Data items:
^^^^
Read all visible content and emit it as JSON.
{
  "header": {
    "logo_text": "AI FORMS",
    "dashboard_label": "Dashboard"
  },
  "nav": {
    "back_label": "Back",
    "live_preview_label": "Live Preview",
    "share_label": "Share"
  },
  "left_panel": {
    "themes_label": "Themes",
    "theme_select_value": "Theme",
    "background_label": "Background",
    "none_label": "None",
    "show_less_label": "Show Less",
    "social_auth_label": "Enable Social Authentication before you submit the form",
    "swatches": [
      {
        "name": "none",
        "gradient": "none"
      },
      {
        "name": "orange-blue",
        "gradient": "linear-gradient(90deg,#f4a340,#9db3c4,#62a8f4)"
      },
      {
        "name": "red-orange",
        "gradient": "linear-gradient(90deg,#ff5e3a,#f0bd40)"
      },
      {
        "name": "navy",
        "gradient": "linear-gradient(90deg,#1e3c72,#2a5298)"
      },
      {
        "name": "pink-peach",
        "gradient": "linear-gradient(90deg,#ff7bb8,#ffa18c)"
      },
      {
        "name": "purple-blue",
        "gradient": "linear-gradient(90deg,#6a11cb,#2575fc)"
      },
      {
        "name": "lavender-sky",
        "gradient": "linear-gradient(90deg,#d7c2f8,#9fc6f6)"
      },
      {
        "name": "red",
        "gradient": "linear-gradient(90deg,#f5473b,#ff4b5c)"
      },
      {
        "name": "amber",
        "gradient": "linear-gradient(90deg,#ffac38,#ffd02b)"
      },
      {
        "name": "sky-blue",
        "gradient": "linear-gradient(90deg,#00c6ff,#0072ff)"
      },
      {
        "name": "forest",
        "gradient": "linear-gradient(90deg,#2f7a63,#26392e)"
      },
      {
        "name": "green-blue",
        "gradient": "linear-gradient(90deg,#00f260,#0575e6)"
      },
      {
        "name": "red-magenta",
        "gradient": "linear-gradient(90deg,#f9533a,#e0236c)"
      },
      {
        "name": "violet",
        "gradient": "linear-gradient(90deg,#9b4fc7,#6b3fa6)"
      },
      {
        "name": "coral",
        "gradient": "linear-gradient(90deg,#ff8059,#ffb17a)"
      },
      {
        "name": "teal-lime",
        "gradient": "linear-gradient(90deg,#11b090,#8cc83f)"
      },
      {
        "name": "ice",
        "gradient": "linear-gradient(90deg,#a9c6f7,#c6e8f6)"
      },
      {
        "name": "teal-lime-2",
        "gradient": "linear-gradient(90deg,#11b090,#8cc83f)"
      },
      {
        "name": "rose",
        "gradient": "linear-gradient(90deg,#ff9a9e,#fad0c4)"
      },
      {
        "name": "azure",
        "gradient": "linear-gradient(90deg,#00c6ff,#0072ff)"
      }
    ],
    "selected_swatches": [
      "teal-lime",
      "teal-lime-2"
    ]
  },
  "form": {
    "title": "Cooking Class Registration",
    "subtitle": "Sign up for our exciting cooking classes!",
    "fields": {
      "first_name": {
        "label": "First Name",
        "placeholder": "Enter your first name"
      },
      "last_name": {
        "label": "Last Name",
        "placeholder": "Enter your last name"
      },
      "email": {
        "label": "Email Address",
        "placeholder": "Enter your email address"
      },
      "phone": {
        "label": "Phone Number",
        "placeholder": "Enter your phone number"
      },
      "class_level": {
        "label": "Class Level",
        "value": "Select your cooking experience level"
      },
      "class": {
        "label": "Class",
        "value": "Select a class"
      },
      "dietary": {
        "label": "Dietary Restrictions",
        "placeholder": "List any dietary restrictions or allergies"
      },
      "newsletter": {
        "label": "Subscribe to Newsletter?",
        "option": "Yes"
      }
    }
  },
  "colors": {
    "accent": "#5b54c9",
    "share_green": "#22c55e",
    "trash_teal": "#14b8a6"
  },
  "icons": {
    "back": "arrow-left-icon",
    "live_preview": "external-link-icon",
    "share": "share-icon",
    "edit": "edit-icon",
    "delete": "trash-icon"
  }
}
^^^^
• [Required task]
The lines above should be duplicated exactly.

• [Expected answer]
Read all visible content and emit it as JSON.
{
  "header": {
    "logo_text": "AI FORMS",
    "dashboard_label": "Dashboard"
  },
  "nav": {
    "back_label": "Back",
    "live_preview_label": "Live Preview",
    "share_label": "Share"
  },
  "left_panel": {
    "themes_label": "Themes",
    "theme_select_value": "Theme",
    "background_label": "Background",
    "none_label": "None",
    "show_less_label": "Show Less",
    "social_auth_label": "Enable Social Authentication before you submit the form",
    "swatches": [
      {
        "name": "none",
        "gradient": "none"
      },
      {
        "name": "orange-blue",
        "gradient": "linear-gradient(90deg,#f4a340,#9db3c4,#62a8f4)"
      },
      {
        "name": "red-orange",
        "gradient": "linear-gradient(90deg,#ff5e3a,#f0bd40)"
      },
      {
        "name": "navy",
        "gradient": "linear-gradient(90deg,#1e3c72,#2a5298)"
      },
      {
        "name": "pink-peach",
        "gradient": "linear-gradient(90deg,#ff7bb8,#ffa18c)"
      },
      {
        "name": "purple-blue",
        "gradient": "linear-gradient(90deg,#6a11cb,#2575fc)"
      },
      {
        "name": "lavender-sky",
        "gradient": "linear-gradient(90deg,#d7c2f8,#9fc6f6)"
      },
      {
        "name": "red",
        "gradient": "linear-gradient(90deg,#f5473b,#ff4b5c)"
      },
      {
        "name": "amber",
        "gradient": "linear-gradient(90deg,#ffac38,#ffd02b)"
      },
      {
        "name": "sky-blue",
        "gradient": "linear-gradient(90deg,#00c6ff,#0072ff)"
      },
      {
        "name": "forest",
        "gradient": "linear-gradient(90deg,#2f7a63,#26392e)"
      },
      {
        "name": "green-blue",
        "gradient": "linear-gradient(90deg,#00f260,#0575e6)"
      },
      {
        "name": "red-magenta",
        "gradient": "linear-gradient(90deg,#f9533a,#e0236c)"
      },
      {
        "name": "violet",
        "gradient": "linear-gradient(90deg,#9b4fc7,#6b3fa6)"
      },
      {
        "name": "coral",
        "gradient": "linear-gradient(90deg,#ff8059,#ffb17a)"
      },
      {
        "name": "teal-lime",
        "gradient": "linear-gradient(90deg,#11b090,#8cc83f)"
      },
      {
        "name": "ice",
        "gradient": "linear-gradient(90deg,#a9c6f7,#c6e8f6)"
      },
      {
        "name": "teal-lime-2",
        "gradient": "linear-gradient(90deg,#11b090,#8cc83f)"
      },
      {
        "name": "rose",
        "gradient": "linear-gradient(90deg,#ff9a9e,#fad0c4)"
      },
      {
        "name": "azure",
        "gradient": "linear-gradient(90deg,#00c6ff,#0072ff)"
      }
    ],
    "selected_swatches": [
      "teal-lime",
      "teal-lime-2"
    ]
  },
  "form": {
    "title": "Cooking Class Registration",
    "subtitle": "Sign up for our exciting cooking classes!",
    "fields": {
      "first_name": {
        "label": "First Name",
        "placeholder": "Enter your first name"
      },
      "last_name": {
        "label": "Last Name",
        "placeholder": "Enter your last name"
      },
      "email": {
        "label": "Email Address",
        "placeholder": "Enter your email address"
      },
      "phone": {
        "label": "Phone Number",
        "placeholder": "Enter your phone number"
      },
      "class_level": {
        "label": "Class Level",
        "value": "Select your cooking experience level"
      },
      "class": {
        "label": "Class",
        "value": "Select a class"
      },
      "dietary": {
        "label": "Dietary Restrictions",
        "placeholder": "List any dietary restrictions or allergies"
      },
      "newsletter": {
        "label": "Subscribe to Newsletter?",
        "option": "Yes"
      }
    }
  },
  "colors": {
    "accent": "#5b54c9",
    "share_green": "#22c55e",
    "trash_teal": "#14b8a6"
  },
  "icons": {
    "back": "arrow-left-icon",
    "live_preview": "external-link-icon",
    "share": "share-icon",
    "edit": "edit-icon",
    "delete": "trash-icon"
  }
}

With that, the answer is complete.